▼▼▼

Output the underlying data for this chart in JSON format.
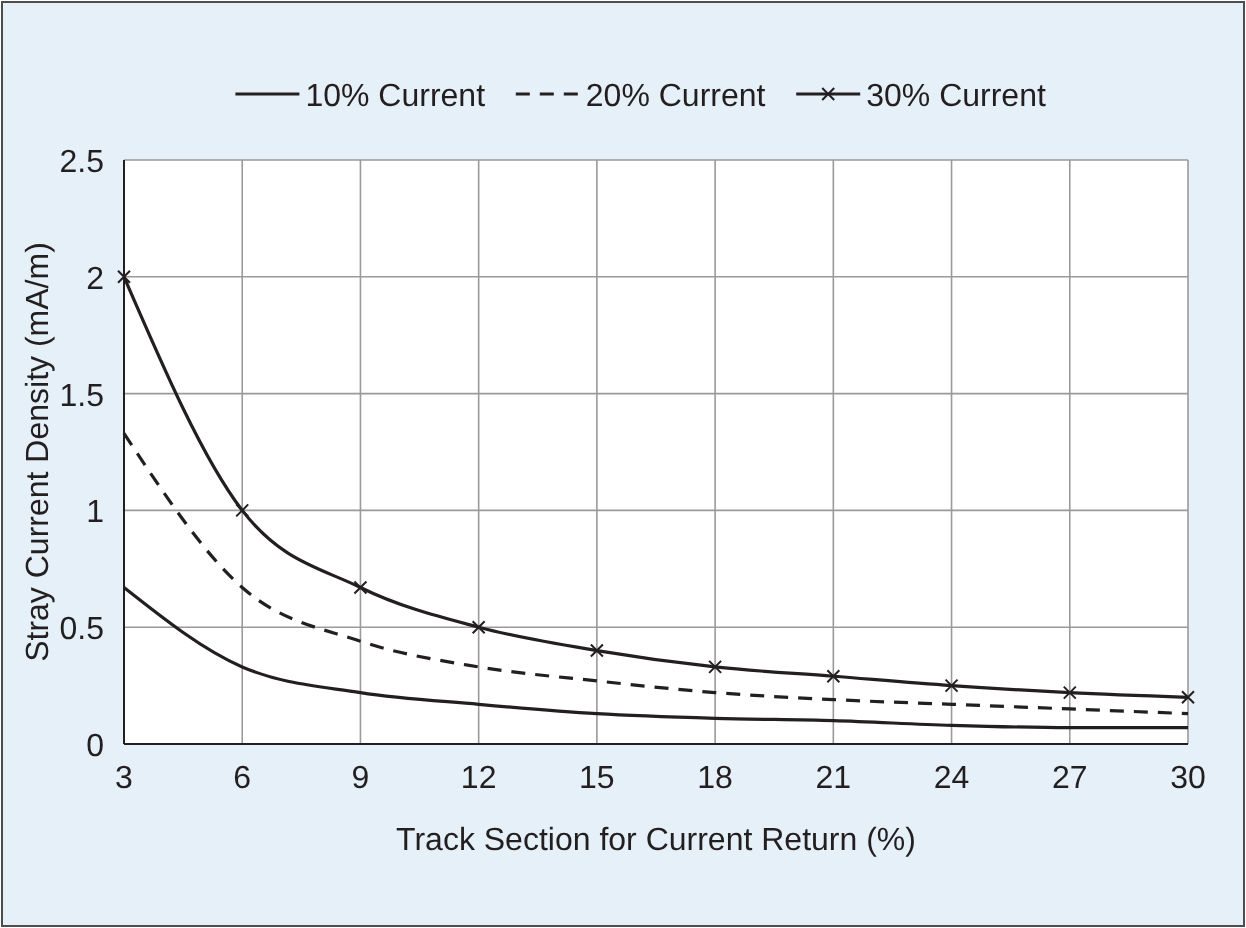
{
  "chart_data": {
    "type": "line",
    "xlabel": "Track Section for Current Return (%)",
    "ylabel": "Stray Current Density (mA/m)",
    "x": [
      3,
      6,
      9,
      12,
      15,
      18,
      21,
      24,
      27,
      30
    ],
    "series": [
      {
        "name": "10% Current",
        "color": "#231f20",
        "line_style": "solid",
        "marker": "none",
        "values": [
          0.67,
          0.33,
          0.22,
          0.17,
          0.13,
          0.11,
          0.1,
          0.08,
          0.07,
          0.07
        ]
      },
      {
        "name": "20% Current",
        "color": "#231f20",
        "line_style": "dashed",
        "marker": "none",
        "values": [
          1.33,
          0.67,
          0.44,
          0.33,
          0.27,
          0.22,
          0.19,
          0.17,
          0.15,
          0.13
        ]
      },
      {
        "name": "30% Current",
        "color": "#231f20",
        "line_style": "solid",
        "marker": "cross",
        "values": [
          2,
          1,
          0.67,
          0.5,
          0.4,
          0.33,
          0.29,
          0.25,
          0.22,
          0.2
        ]
      }
    ],
    "xlim": [
      3,
      30
    ],
    "xticks": [
      3,
      6,
      9,
      12,
      15,
      18,
      21,
      24,
      27,
      30
    ],
    "ylim": [
      0,
      2.5
    ],
    "yticks": [
      0,
      0.5,
      1,
      1.5,
      2,
      2.5
    ],
    "grid": true,
    "legend": "top"
  }
}
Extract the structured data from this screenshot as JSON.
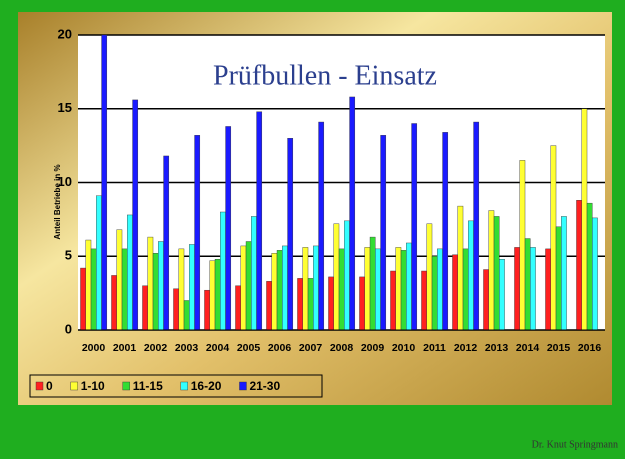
{
  "chart_data": {
    "type": "bar",
    "title": "Prüfbullen - Einsatz",
    "y_label": "Anteil Betriebe in %",
    "categories": [
      "2000",
      "2001",
      "2002",
      "2003",
      "2004",
      "2005",
      "2006",
      "2007",
      "2008",
      "2009",
      "2010",
      "2011",
      "2012",
      "2013",
      "2014",
      "2015",
      "2016"
    ],
    "series": [
      {
        "name": "0",
        "color": "#ff2020",
        "values": [
          4.2,
          3.7,
          3.0,
          2.8,
          2.7,
          3.0,
          3.3,
          3.5,
          3.6,
          3.6,
          4.0,
          4.0,
          5.1,
          4.1,
          5.6,
          5.5,
          8.8
        ]
      },
      {
        "name": "1-10",
        "color": "#ffff33",
        "values": [
          6.1,
          6.8,
          6.3,
          5.5,
          4.7,
          5.7,
          5.2,
          5.6,
          7.2,
          5.6,
          5.6,
          7.2,
          8.4,
          8.1,
          11.5,
          12.5,
          15.0
        ]
      },
      {
        "name": "11-15",
        "color": "#33dd33",
        "values": [
          5.5,
          5.5,
          5.2,
          2.0,
          4.8,
          6.0,
          5.4,
          3.5,
          5.5,
          6.3,
          5.4,
          5.0,
          5.5,
          7.7,
          6.2,
          7.0,
          8.6
        ]
      },
      {
        "name": "16-20",
        "color": "#33ffff",
        "values": [
          9.1,
          7.8,
          6.0,
          5.8,
          8.0,
          7.7,
          5.7,
          5.7,
          7.4,
          5.5,
          5.9,
          5.5,
          7.4,
          4.8,
          5.6,
          7.7,
          7.6
        ]
      },
      {
        "name": "21-30",
        "color": "#1a1aff",
        "values": [
          20,
          15.6,
          11.8,
          13.2,
          13.8,
          14.8,
          13.0,
          14.1,
          15.8,
          13.2,
          14.0,
          13.4,
          14.1,
          null,
          null,
          null,
          null
        ]
      }
    ],
    "ylim": [
      0,
      20
    ],
    "yticks": [
      0,
      5,
      10,
      15,
      20
    ],
    "grid": true
  },
  "footer": "Dr. Knut Springmann"
}
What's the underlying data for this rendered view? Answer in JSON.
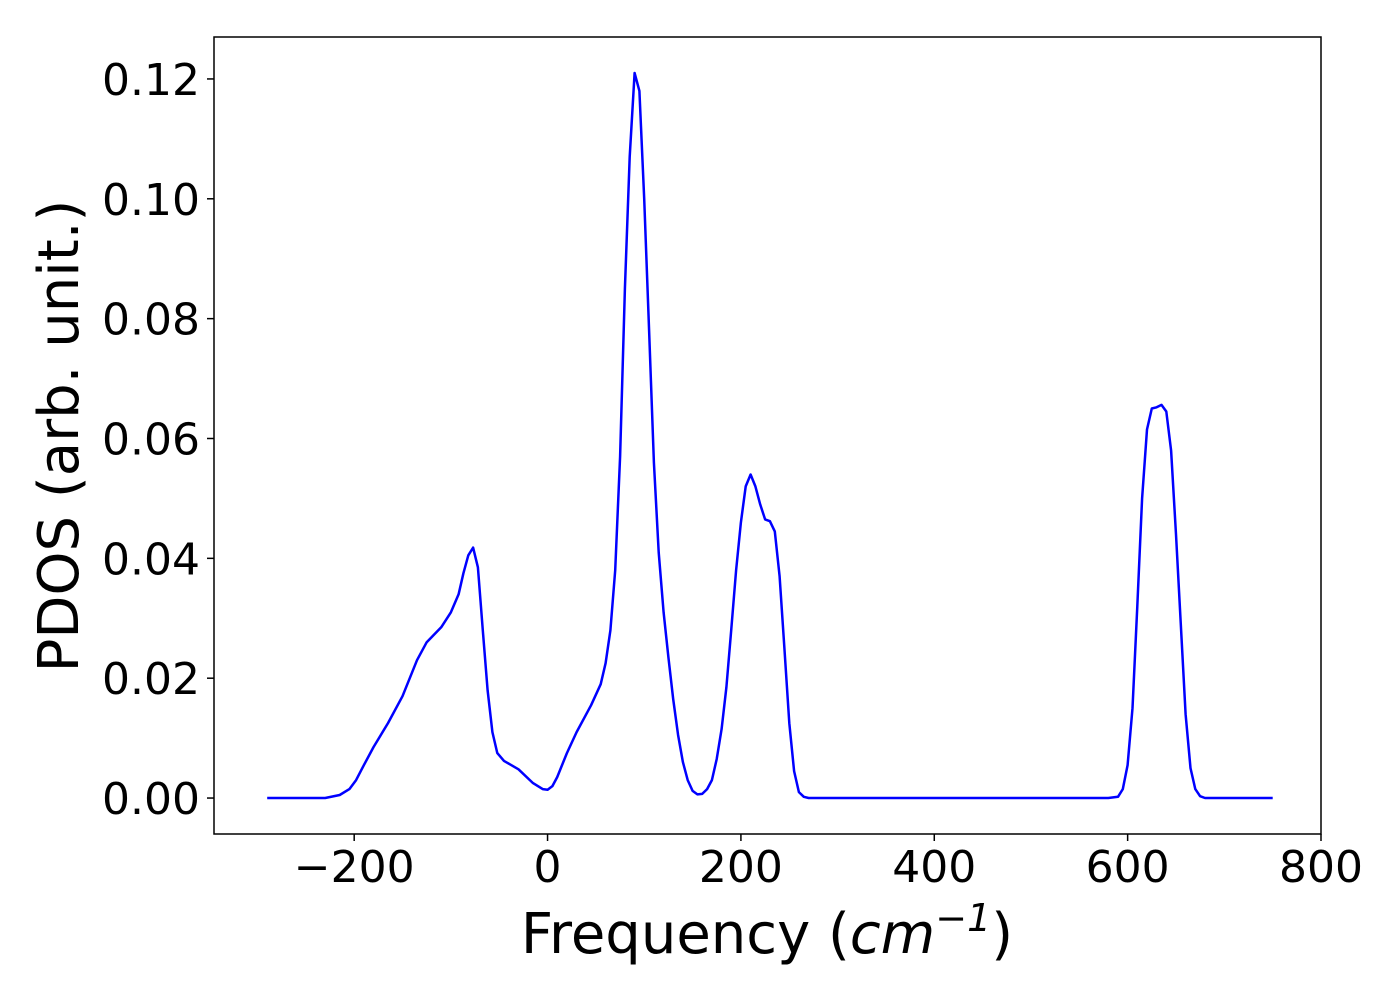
{
  "chart_data": {
    "type": "line",
    "title": "",
    "xlabel": "Frequency (cm⁻¹)",
    "xlabel_parts": {
      "prefix": "Frequency (",
      "unit_base": "cm",
      "unit_exp": "−1",
      "suffix": ")"
    },
    "ylabel": "PDOS (arb. unit.)",
    "xlim": [
      -345,
      800
    ],
    "ylim": [
      -0.006,
      0.127
    ],
    "xticks": [
      -200,
      0,
      200,
      400,
      600,
      800
    ],
    "xtick_labels": [
      "−200",
      "0",
      "200",
      "400",
      "600",
      "800"
    ],
    "yticks": [
      0.0,
      0.02,
      0.04,
      0.06,
      0.08,
      0.1,
      0.12
    ],
    "ytick_labels": [
      "0.00",
      "0.02",
      "0.04",
      "0.06",
      "0.08",
      "0.10",
      "0.12"
    ],
    "grid": false,
    "legend": "none",
    "series": [
      {
        "color": "#0000ff",
        "x": [
          -290,
          -230,
          -215,
          -205,
          -198,
          -190,
          -180,
          -165,
          -150,
          -135,
          -125,
          -110,
          -100,
          -92,
          -87,
          -82,
          -77,
          -72,
          -67,
          -62,
          -57,
          -52,
          -45,
          -30,
          -15,
          -5,
          0,
          5,
          10,
          20,
          30,
          45,
          55,
          60,
          65,
          70,
          75,
          80,
          85,
          90,
          95,
          100,
          105,
          110,
          115,
          120,
          125,
          130,
          135,
          140,
          145,
          150,
          155,
          160,
          165,
          170,
          175,
          180,
          185,
          190,
          195,
          200,
          205,
          210,
          215,
          220,
          225,
          230,
          235,
          240,
          245,
          250,
          255,
          260,
          265,
          270,
          275,
          280,
          290,
          580,
          590,
          595,
          600,
          605,
          610,
          615,
          620,
          625,
          630,
          635,
          640,
          645,
          650,
          655,
          660,
          665,
          670,
          675,
          680,
          685,
          690,
          750
        ],
        "y": [
          0.0,
          0.0,
          0.0005,
          0.0015,
          0.003,
          0.0055,
          0.0085,
          0.0125,
          0.017,
          0.023,
          0.026,
          0.0285,
          0.031,
          0.034,
          0.0375,
          0.0405,
          0.0418,
          0.0385,
          0.028,
          0.018,
          0.011,
          0.0075,
          0.0062,
          0.0048,
          0.0025,
          0.0015,
          0.0014,
          0.002,
          0.0035,
          0.0075,
          0.011,
          0.0155,
          0.019,
          0.0225,
          0.028,
          0.038,
          0.057,
          0.085,
          0.107,
          0.121,
          0.118,
          0.1,
          0.078,
          0.056,
          0.041,
          0.031,
          0.0235,
          0.0165,
          0.0105,
          0.006,
          0.003,
          0.0012,
          0.0006,
          0.0007,
          0.0015,
          0.003,
          0.0065,
          0.0115,
          0.0185,
          0.028,
          0.038,
          0.046,
          0.052,
          0.054,
          0.052,
          0.049,
          0.0465,
          0.0462,
          0.0445,
          0.037,
          0.025,
          0.0125,
          0.0045,
          0.001,
          0.0002,
          0.0,
          0.0,
          0.0,
          0.0,
          0.0,
          0.0002,
          0.0015,
          0.0055,
          0.015,
          0.032,
          0.05,
          0.0615,
          0.065,
          0.0652,
          0.0656,
          0.0645,
          0.058,
          0.044,
          0.029,
          0.014,
          0.005,
          0.0015,
          0.0003,
          0.0,
          0.0,
          0.0,
          0.0
        ]
      }
    ]
  }
}
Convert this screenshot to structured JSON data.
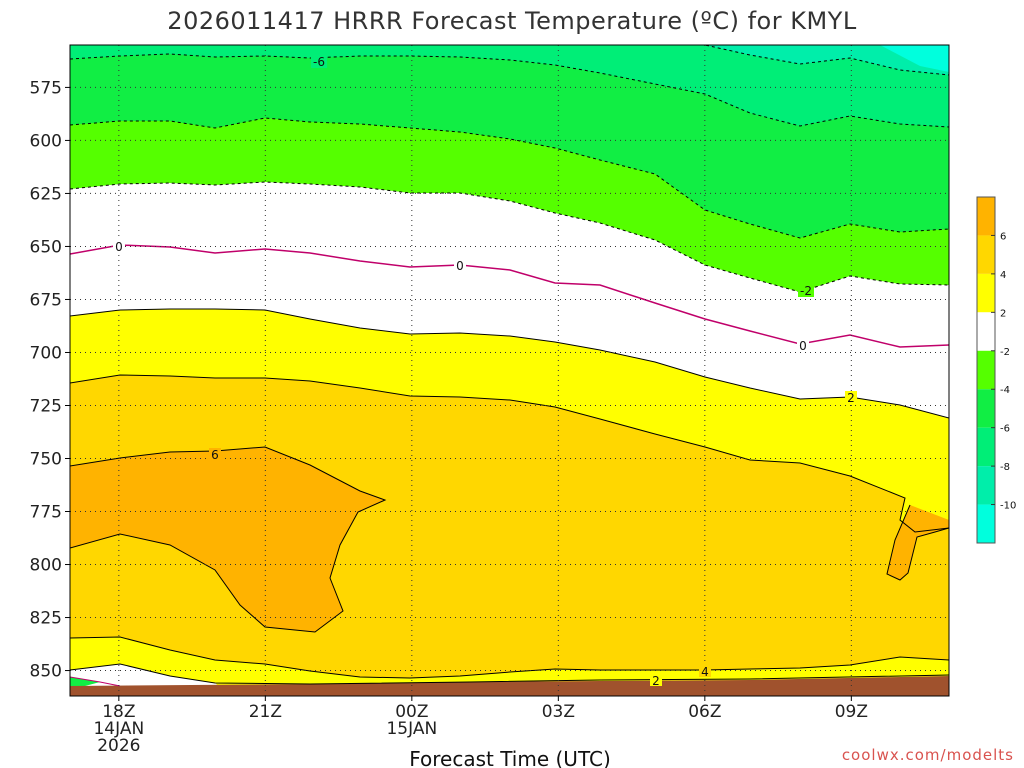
{
  "chart_data": {
    "type": "contour",
    "title": "2026011417 HRRR Forecast Temperature (ºC) for KMYL",
    "xlabel": "Forecast Time (UTC)",
    "ylabel": "",
    "credit": "coolwx.com/modelts",
    "x_ticks": [
      {
        "hour": 1,
        "lines": [
          "18Z",
          "14JAN",
          "2026"
        ]
      },
      {
        "hour": 4,
        "lines": [
          "21Z"
        ]
      },
      {
        "hour": 7,
        "lines": [
          "00Z",
          "15JAN"
        ]
      },
      {
        "hour": 10,
        "lines": [
          "03Z"
        ]
      },
      {
        "hour": 13,
        "lines": [
          "06Z"
        ]
      },
      {
        "hour": 16,
        "lines": [
          "09Z"
        ]
      }
    ],
    "xlim": [
      0,
      18
    ],
    "y_ticks": [
      575,
      600,
      625,
      650,
      675,
      700,
      725,
      750,
      775,
      800,
      825,
      850
    ],
    "ylim": [
      555,
      862
    ],
    "colorbar": {
      "labels": [
        "6",
        "4",
        "2",
        "-2",
        "-4",
        "-6",
        "-8",
        "-10"
      ],
      "bands": [
        {
          "min": 6,
          "max": 8,
          "color": "#ffb300"
        },
        {
          "min": 4,
          "max": 6,
          "color": "#ffd700"
        },
        {
          "min": 2,
          "max": 4,
          "color": "#ffff00"
        },
        {
          "min": -2,
          "max": 2,
          "color": "#ffffff"
        },
        {
          "min": -4,
          "max": -2,
          "color": "#55ff00"
        },
        {
          "min": -6,
          "max": -4,
          "color": "#11ee44"
        },
        {
          "min": -8,
          "max": -6,
          "color": "#00ee77"
        },
        {
          "min": -10,
          "max": -8,
          "color": "#00eeaa"
        },
        {
          "min": -12,
          "max": -10,
          "color": "#00ffdd"
        }
      ]
    },
    "contour_labels": [
      "-6",
      "0",
      "0",
      "-2",
      "0",
      "2",
      "6",
      "2",
      "4"
    ],
    "terrain_color": "#a0522d"
  }
}
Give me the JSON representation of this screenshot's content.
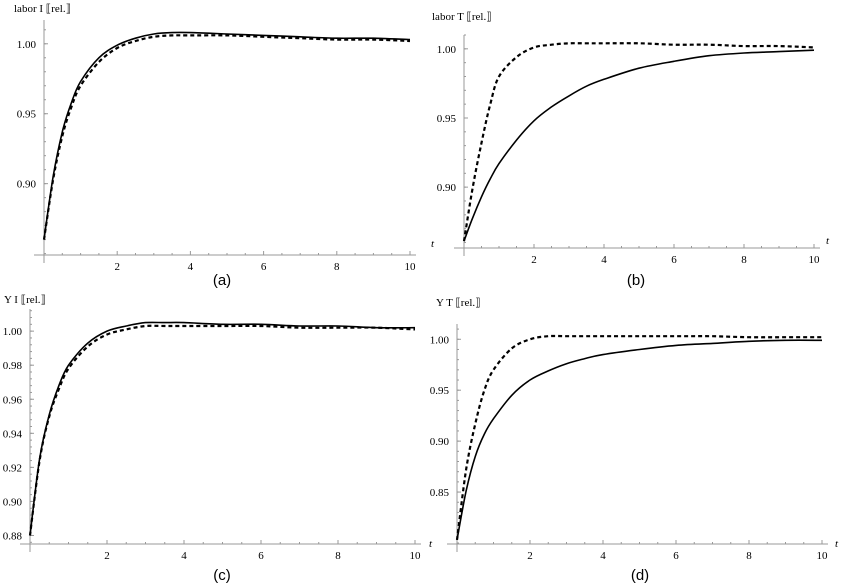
{
  "chart_data": [
    {
      "type": "line",
      "panel_label": "(a)",
      "ylabel": "labor  I ⟦rel.⟧",
      "xlabel": "t",
      "xlim": [
        0,
        10
      ],
      "ylim": [
        0.849,
        1.017
      ],
      "xticks": [
        "2",
        "4",
        "6",
        "8",
        "10"
      ],
      "yticks": [
        "0.90",
        "0.95",
        "1.00"
      ],
      "x": [
        0,
        0.25,
        0.5,
        0.75,
        1,
        1.5,
        2,
        2.5,
        3,
        3.5,
        4,
        5,
        6,
        7,
        8,
        9,
        10
      ],
      "series": [
        {
          "style": "solid",
          "values": [
            0.86,
            0.905,
            0.937,
            0.958,
            0.973,
            0.99,
            0.999,
            1.004,
            1.007,
            1.008,
            1.008,
            1.007,
            1.006,
            1.005,
            1.004,
            1.004,
            1.003
          ]
        },
        {
          "style": "dashed",
          "values": [
            0.86,
            0.903,
            0.934,
            0.955,
            0.97,
            0.987,
            0.997,
            1.002,
            1.005,
            1.006,
            1.006,
            1.006,
            1.005,
            1.004,
            1.003,
            1.003,
            1.002
          ]
        }
      ]
    },
    {
      "type": "line",
      "panel_label": "(b)",
      "ylabel": "labor  T ⟦rel.⟧",
      "xlabel": "t",
      "xlim": [
        0,
        10
      ],
      "ylim": [
        0.856,
        1.01
      ],
      "xticks": [
        "2",
        "4",
        "6",
        "8",
        "10"
      ],
      "yticks": [
        "0.90",
        "0.95",
        "1.00"
      ],
      "x": [
        0,
        0.25,
        0.5,
        0.75,
        1,
        1.5,
        2,
        2.5,
        3,
        3.5,
        4,
        5,
        6,
        7,
        8,
        9,
        10
      ],
      "series": [
        {
          "style": "solid",
          "values": [
            0.861,
            0.878,
            0.893,
            0.906,
            0.917,
            0.934,
            0.948,
            0.958,
            0.966,
            0.973,
            0.978,
            0.986,
            0.991,
            0.995,
            0.997,
            0.998,
            0.999
          ]
        },
        {
          "style": "dashed",
          "values": [
            0.861,
            0.9,
            0.932,
            0.96,
            0.98,
            0.994,
            1.001,
            1.003,
            1.004,
            1.004,
            1.004,
            1.004,
            1.003,
            1.003,
            1.002,
            1.002,
            1.001
          ]
        }
      ]
    },
    {
      "type": "line",
      "panel_label": "(c)",
      "ylabel": "Y I ⟦rel.⟧",
      "xlabel": "t",
      "xlim": [
        0,
        10
      ],
      "ylim": [
        0.875,
        1.013
      ],
      "xticks": [
        "2",
        "4",
        "6",
        "8",
        "10"
      ],
      "yticks": [
        "0.88",
        "0.90",
        "0.92",
        "0.94",
        "0.96",
        "0.98",
        "1.00"
      ],
      "x": [
        0,
        0.25,
        0.5,
        0.75,
        1,
        1.5,
        2,
        2.5,
        3,
        3.5,
        4,
        5,
        6,
        7,
        8,
        9,
        10
      ],
      "series": [
        {
          "style": "solid",
          "values": [
            0.88,
            0.925,
            0.951,
            0.968,
            0.98,
            0.993,
            1.0,
            1.003,
            1.005,
            1.005,
            1.005,
            1.004,
            1.004,
            1.003,
            1.003,
            1.002,
            1.002
          ]
        },
        {
          "style": "dashed",
          "values": [
            0.88,
            0.924,
            0.95,
            0.966,
            0.978,
            0.991,
            0.998,
            1.001,
            1.003,
            1.003,
            1.003,
            1.003,
            1.003,
            1.002,
            1.002,
            1.002,
            1.001
          ]
        }
      ]
    },
    {
      "type": "line",
      "panel_label": "(d)",
      "ylabel": "Y T ⟦rel.⟧",
      "xlabel": "t",
      "xlim": [
        0,
        10
      ],
      "ylim": [
        0.799,
        1.015
      ],
      "xticks": [
        "2",
        "4",
        "6",
        "8",
        "10"
      ],
      "yticks": [
        "0.85",
        "0.90",
        "0.95",
        "1.00"
      ],
      "x": [
        0,
        0.25,
        0.5,
        0.75,
        1,
        1.5,
        2,
        2.5,
        3,
        3.5,
        4,
        5,
        6,
        7,
        8,
        9,
        10
      ],
      "series": [
        {
          "style": "solid",
          "values": [
            0.803,
            0.851,
            0.885,
            0.907,
            0.922,
            0.945,
            0.96,
            0.969,
            0.976,
            0.981,
            0.985,
            0.99,
            0.994,
            0.996,
            0.998,
            0.999,
            0.999
          ]
        },
        {
          "style": "dashed",
          "values": [
            0.803,
            0.872,
            0.917,
            0.95,
            0.97,
            0.991,
            1.0,
            1.003,
            1.003,
            1.003,
            1.003,
            1.003,
            1.003,
            1.003,
            1.002,
            1.002,
            1.002
          ]
        }
      ]
    }
  ]
}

▲▲▲

Stated goal
Which lines hold the string "Current"? List them all.

Output for this exercise
    "xlabel": "Track Section for Current Return (%)",
    "ylabel": "Stray Current Density (mA/m)",
        "name": "10% Current",
        "name": "20% Current",
        "name": "30% Current",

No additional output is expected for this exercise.